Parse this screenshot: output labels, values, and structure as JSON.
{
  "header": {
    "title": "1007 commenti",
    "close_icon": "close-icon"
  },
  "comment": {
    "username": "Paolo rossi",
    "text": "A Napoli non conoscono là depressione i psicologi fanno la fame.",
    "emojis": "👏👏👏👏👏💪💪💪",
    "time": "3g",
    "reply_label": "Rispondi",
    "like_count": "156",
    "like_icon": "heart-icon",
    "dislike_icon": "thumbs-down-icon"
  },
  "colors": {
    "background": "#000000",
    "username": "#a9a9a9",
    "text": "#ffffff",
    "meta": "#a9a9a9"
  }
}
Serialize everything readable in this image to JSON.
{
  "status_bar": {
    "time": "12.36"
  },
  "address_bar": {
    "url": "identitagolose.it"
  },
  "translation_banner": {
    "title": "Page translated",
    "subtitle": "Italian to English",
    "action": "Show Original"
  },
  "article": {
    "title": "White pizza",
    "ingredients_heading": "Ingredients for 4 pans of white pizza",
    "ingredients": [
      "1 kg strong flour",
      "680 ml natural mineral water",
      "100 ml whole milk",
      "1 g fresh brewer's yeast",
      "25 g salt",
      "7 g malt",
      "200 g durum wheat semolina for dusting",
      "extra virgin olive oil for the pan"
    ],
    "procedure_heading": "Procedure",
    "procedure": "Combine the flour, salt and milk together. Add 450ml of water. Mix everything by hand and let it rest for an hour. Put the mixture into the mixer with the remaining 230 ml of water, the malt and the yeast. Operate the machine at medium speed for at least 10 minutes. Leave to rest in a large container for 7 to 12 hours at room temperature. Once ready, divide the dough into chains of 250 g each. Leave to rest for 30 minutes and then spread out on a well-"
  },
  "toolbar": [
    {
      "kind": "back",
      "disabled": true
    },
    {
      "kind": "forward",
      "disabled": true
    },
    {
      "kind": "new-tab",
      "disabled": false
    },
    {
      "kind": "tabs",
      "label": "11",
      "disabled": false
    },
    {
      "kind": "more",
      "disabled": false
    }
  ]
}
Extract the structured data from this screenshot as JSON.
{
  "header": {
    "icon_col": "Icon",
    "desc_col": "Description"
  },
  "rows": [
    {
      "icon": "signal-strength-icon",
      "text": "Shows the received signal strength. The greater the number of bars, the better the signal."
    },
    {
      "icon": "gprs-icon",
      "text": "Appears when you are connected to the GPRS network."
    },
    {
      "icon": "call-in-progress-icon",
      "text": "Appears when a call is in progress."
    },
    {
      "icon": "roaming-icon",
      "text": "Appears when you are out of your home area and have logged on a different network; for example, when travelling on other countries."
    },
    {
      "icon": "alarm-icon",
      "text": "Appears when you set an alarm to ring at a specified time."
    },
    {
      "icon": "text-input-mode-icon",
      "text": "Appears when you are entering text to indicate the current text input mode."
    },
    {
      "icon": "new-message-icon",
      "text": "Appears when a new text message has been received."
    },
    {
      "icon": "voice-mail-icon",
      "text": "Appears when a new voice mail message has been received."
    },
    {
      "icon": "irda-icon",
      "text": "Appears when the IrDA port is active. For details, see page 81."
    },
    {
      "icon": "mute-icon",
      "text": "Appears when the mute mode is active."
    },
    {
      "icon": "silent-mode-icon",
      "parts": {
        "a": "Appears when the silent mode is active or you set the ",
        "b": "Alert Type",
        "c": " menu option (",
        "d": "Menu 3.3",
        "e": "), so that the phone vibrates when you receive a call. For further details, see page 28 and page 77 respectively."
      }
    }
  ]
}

=====

[Problem statement] Pick out the lines that include the word "call" and write them out.

[The completed task]
      "icon": "call-in-progress-icon",
      "text": "Appears when a call is in progress."
        "e": "), so that the phone vibrates when you receive a call. For further details, see page 28 and page 77 respectively."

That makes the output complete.